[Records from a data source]
-- start --

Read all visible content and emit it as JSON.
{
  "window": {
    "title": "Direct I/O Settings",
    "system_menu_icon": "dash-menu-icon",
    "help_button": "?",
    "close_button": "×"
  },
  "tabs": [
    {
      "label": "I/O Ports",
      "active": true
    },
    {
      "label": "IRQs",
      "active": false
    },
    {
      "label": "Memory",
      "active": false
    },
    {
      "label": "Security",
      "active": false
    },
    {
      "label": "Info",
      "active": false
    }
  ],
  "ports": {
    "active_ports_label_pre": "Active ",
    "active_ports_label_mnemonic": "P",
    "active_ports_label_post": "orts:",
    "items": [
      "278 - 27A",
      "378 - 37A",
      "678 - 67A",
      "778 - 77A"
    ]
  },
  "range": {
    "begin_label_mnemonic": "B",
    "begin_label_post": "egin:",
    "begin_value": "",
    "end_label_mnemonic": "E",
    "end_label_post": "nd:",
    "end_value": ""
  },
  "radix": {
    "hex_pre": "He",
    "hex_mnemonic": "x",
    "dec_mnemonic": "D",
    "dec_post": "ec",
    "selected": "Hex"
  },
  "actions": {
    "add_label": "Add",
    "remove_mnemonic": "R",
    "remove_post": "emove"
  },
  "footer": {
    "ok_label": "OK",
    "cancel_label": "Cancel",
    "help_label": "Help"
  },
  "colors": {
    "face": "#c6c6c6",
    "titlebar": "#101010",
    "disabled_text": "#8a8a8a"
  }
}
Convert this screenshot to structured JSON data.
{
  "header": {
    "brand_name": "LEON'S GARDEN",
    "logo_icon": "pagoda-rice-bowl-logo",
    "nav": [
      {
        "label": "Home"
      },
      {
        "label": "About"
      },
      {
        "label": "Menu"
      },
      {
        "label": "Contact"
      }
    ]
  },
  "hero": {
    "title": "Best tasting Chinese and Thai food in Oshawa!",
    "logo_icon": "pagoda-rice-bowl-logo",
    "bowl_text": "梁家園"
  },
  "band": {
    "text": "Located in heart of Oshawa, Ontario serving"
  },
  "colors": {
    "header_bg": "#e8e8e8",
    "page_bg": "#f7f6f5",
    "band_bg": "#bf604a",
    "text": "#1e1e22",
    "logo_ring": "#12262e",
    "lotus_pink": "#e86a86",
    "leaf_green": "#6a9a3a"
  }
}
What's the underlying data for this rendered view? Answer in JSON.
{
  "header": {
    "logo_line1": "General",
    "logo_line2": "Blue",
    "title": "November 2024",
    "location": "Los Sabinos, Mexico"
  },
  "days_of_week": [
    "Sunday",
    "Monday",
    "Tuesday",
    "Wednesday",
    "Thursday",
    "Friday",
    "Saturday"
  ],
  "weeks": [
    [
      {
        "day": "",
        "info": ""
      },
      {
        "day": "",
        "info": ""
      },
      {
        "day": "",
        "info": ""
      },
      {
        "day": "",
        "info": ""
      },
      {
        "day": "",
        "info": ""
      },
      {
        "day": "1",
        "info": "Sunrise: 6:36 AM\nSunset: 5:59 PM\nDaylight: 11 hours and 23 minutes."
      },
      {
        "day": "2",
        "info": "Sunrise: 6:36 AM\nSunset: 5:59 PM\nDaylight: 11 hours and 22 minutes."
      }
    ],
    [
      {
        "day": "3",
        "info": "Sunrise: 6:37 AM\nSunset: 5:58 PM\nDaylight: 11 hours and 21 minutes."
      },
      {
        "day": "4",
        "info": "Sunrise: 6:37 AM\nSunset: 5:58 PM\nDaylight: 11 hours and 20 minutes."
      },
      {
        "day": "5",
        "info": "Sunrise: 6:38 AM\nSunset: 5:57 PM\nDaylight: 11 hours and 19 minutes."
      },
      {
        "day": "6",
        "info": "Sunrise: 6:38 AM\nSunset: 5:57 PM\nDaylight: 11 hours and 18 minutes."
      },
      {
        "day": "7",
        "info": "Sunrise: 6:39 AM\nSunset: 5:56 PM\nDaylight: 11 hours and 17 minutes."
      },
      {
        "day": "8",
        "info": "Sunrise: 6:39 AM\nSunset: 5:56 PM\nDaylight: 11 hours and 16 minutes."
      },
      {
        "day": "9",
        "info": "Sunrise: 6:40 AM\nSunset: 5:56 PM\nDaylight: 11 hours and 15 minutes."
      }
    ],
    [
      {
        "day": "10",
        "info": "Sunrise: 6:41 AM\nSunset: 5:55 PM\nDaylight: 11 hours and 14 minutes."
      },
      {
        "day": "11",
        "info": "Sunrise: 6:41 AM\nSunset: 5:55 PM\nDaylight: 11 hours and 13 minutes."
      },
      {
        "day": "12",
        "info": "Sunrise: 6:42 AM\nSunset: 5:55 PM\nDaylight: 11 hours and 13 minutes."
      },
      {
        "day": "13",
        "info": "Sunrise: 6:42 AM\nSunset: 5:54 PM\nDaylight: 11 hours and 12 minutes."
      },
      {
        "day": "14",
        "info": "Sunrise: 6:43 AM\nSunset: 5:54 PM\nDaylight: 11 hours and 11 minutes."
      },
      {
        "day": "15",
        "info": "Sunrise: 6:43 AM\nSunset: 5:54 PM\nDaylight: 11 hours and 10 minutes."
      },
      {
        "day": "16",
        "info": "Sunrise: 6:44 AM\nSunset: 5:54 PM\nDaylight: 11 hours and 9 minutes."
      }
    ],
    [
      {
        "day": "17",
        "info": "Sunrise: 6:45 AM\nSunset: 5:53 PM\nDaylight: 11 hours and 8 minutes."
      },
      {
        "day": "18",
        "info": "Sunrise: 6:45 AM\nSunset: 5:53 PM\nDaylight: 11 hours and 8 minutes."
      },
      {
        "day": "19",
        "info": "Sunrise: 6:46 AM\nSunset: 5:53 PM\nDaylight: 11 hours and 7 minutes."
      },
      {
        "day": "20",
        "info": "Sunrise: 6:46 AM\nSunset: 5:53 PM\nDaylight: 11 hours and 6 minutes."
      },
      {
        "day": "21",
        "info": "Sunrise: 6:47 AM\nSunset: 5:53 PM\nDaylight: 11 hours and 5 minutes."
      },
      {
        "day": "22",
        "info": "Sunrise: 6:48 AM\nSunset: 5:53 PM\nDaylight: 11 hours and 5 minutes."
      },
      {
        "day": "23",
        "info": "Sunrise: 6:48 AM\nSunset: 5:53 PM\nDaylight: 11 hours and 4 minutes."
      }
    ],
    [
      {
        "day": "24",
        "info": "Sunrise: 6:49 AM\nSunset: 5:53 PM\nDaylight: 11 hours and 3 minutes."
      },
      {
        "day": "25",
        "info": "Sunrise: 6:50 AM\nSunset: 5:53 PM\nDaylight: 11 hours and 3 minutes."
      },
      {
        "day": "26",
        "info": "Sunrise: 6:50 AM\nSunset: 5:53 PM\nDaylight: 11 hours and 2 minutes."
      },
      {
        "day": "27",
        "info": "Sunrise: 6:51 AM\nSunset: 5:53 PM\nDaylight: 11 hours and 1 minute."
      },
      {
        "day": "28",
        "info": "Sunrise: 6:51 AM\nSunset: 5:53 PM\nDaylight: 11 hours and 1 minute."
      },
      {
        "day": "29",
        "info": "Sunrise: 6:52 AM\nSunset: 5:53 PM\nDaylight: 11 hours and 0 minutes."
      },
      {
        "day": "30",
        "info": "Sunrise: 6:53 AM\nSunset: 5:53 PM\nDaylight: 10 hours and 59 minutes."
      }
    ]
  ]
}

-- end --

▶ **Goal of the exercise**
Please quote every record above exactly as it appears.

▶ **Task response**
Read all visible content and emit it as JSON.
{
  "window": {
    "title": "Direct I/O Settings",
    "system_menu_icon": "dash-menu-icon",
    "help_button": "?",
    "close_button": "×"
  },
  "tabs": [
    {
      "label": "I/O Ports",
      "active": true
    },
    {
      "label": "IRQs",
      "active": false
    },
    {
      "label": "Memory",
      "active": false
    },
    {
      "label": "Security",
      "active": false
    },
    {
      "label": "Info",
      "active": false
    }
  ],
  "ports": {
    "active_ports_label_pre": "Active ",
    "active_ports_label_mnemonic": "P",
    "active_ports_label_post": "orts:",
    "items": [
      "278 - 27A",
      "378 - 37A",
      "678 - 67A",
      "778 - 77A"
    ]
  },
  "range": {
    "begin_label_mnemonic": "B",
    "begin_label_post": "egin:",
    "begin_value": "",
    "end_label_mnemonic": "E",
    "end_label_post": "nd:",
    "end_value": ""
  },
  "radix": {
    "hex_pre": "He",
    "hex_mnemonic": "x",
    "dec_mnemonic": "D",
    "dec_post": "ec",
    "selected": "Hex"
  },
  "actions": {
    "add_label": "Add",
    "remove_mnemonic": "R",
    "remove_post": "emove"
  },
  "footer": {
    "ok_label": "OK",
    "cancel_label": "Cancel",
    "help_label": "Help"
  },
  "colors": {
    "face": "#c6c6c6",
    "titlebar": "#101010",
    "disabled_text": "#8a8a8a"
  }
}
Convert this screenshot to structured JSON data.
{
  "header": {
    "brand_name": "LEON'S GARDEN",
    "logo_icon": "pagoda-rice-bowl-logo",
    "nav": [
      {
        "label": "Home"
      },
      {
        "label": "About"
      },
      {
        "label": "Menu"
      },
      {
        "label": "Contact"
      }
    ]
  },
  "hero": {
    "title": "Best tasting Chinese and Thai food in Oshawa!",
    "logo_icon": "pagoda-rice-bowl-logo",
    "bowl_text": "梁家園"
  },
  "band": {
    "text": "Located in heart of Oshawa, Ontario serving"
  },
  "colors": {
    "header_bg": "#e8e8e8",
    "page_bg": "#f7f6f5",
    "band_bg": "#bf604a",
    "text": "#1e1e22",
    "logo_ring": "#12262e",
    "lotus_pink": "#e86a86",
    "leaf_green": "#6a9a3a"
  }
}
What's the underlying data for this rendered view? Answer in JSON.
{
  "header": {
    "logo_line1": "General",
    "logo_line2": "Blue",
    "title": "November 2024",
    "location": "Los Sabinos, Mexico"
  },
  "days_of_week": [
    "Sunday",
    "Monday",
    "Tuesday",
    "Wednesday",
    "Thursday",
    "Friday",
    "Saturday"
  ],
  "weeks": [
    [
      {
        "day": "",
        "info": ""
      },
      {
        "day": "",
        "info": ""
      },
      {
        "day": "",
        "info": ""
      },
      {
        "day": "",
        "info": ""
      },
      {
        "day": "",
        "info": ""
      },
      {
        "day": "1",
        "info": "Sunrise: 6:36 AM\nSunset: 5:59 PM\nDaylight: 11 hours and 23 minutes."
      },
      {
        "day": "2",
        "info": "Sunrise: 6:36 AM\nSunset: 5:59 PM\nDaylight: 11 hours and 22 minutes."
      }
    ],
    [
      {
        "day": "3",
        "info": "Sunrise: 6:37 AM\nSunset: 5:58 PM\nDaylight: 11 hours and 21 minutes."
      },
      {
        "day": "4",
        "info": "Sunrise: 6:37 AM\nSunset: 5:58 PM\nDaylight: 11 hours and 20 minutes."
      },
      {
        "day": "5",
        "info": "Sunrise: 6:38 AM\nSunset: 5:57 PM\nDaylight: 11 hours and 19 minutes."
      },
      {
        "day": "6",
        "info": "Sunrise: 6:38 AM\nSunset: 5:57 PM\nDaylight: 11 hours and 18 minutes."
      },
      {
        "day": "7",
        "info": "Sunrise: 6:39 AM\nSunset: 5:56 PM\nDaylight: 11 hours and 17 minutes."
      },
      {
        "day": "8",
        "info": "Sunrise: 6:39 AM\nSunset: 5:56 PM\nDaylight: 11 hours and 16 minutes."
      },
      {
        "day": "9",
        "info": "Sunrise: 6:40 AM\nSunset: 5:56 PM\nDaylight: 11 hours and 15 minutes."
      }
    ],
    [
      {
        "day": "10",
        "info": "Sunrise: 6:41 AM\nSunset: 5:55 PM\nDaylight: 11 hours and 14 minutes."
      },
      {
        "day": "11",
        "info": "Sunrise: 6:41 AM\nSunset: 5:55 PM\nDaylight: 11 hours and 13 minutes."
      },
      {
        "day": "12",
        "info": "Sunrise: 6:42 AM\nSunset: 5:55 PM\nDaylight: 11 hours and 13 minutes."
      },
      {
        "day": "13",
        "info": "Sunrise: 6:42 AM\nSunset: 5:54 PM\nDaylight: 11 hours and 12 minutes."
      },
      {
        "day": "14",
        "info": "Sunrise: 6:43 AM\nSunset: 5:54 PM\nDaylight: 11 hours and 11 minutes."
      },
      {
        "day": "15",
        "info": "Sunrise: 6:43 AM\nSunset: 5:54 PM\nDaylight: 11 hours and 10 minutes."
      },
      {
        "day": "16",
        "info": "Sunrise: 6:44 AM\nSunset: 5:54 PM\nDaylight: 11 hours and 9 minutes."
      }
    ],
    [
      {
        "day": "17",
        "info": "Sunrise: 6:45 AM\nSunset: 5:53 PM\nDaylight: 11 hours and 8 minutes."
      },
      {
        "day": "18",
        "info": "Sunrise: 6:45 AM\nSunset: 5:53 PM\nDaylight: 11 hours and 8 minutes."
      },
      {
        "day": "19",
        "info": "Sunrise: 6:46 AM\nSunset: 5:53 PM\nDaylight: 11 hours and 7 minutes."
      },
      {
        "day": "20",
        "info": "Sunrise: 6:46 AM\nSunset: 5:53 PM\nDaylight: 11 hours and 6 minutes."
      },
      {
        "day": "21",
        "info": "Sunrise: 6:47 AM\nSunset: 5:53 PM\nDaylight: 11 hours and 5 minutes."
      },
      {
        "day": "22",
        "info": "Sunrise: 6:48 AM\nSunset: 5:53 PM\nDaylight: 11 hours and 5 minutes."
      },
      {
        "day": "23",
        "info": "Sunrise: 6:48 AM\nSunset: 5:53 PM\nDaylight: 11 hours and 4 minutes."
      }
    ],
    [
      {
        "day": "24",
        "info": "Sunrise: 6:49 AM\nSunset: 5:53 PM\nDaylight: 11 hours and 3 minutes."
      },
      {
        "day": "25",
        "info": "Sunrise: 6:50 AM\nSunset: 5:53 PM\nDaylight: 11 hours and 3 minutes."
      },
      {
        "day": "26",
        "info": "Sunrise: 6:50 AM\nSunset: 5:53 PM\nDaylight: 11 hours and 2 minutes."
      },
      {
        "day": "27",
        "info": "Sunrise: 6:51 AM\nSunset: 5:53 PM\nDaylight: 11 hours and 1 minute."
      },
      {
        "day": "28",
        "info": "Sunrise: 6:51 AM\nSunset: 5:53 PM\nDaylight: 11 hours and 1 minute."
      },
      {
        "day": "29",
        "info": "Sunrise: 6:52 AM\nSunset: 5:53 PM\nDaylight: 11 hours and 0 minutes."
      },
      {
        "day": "30",
        "info": "Sunrise: 6:53 AM\nSunset: 5:53 PM\nDaylight: 10 hours and 59 minutes."
      }
    ]
  ]
}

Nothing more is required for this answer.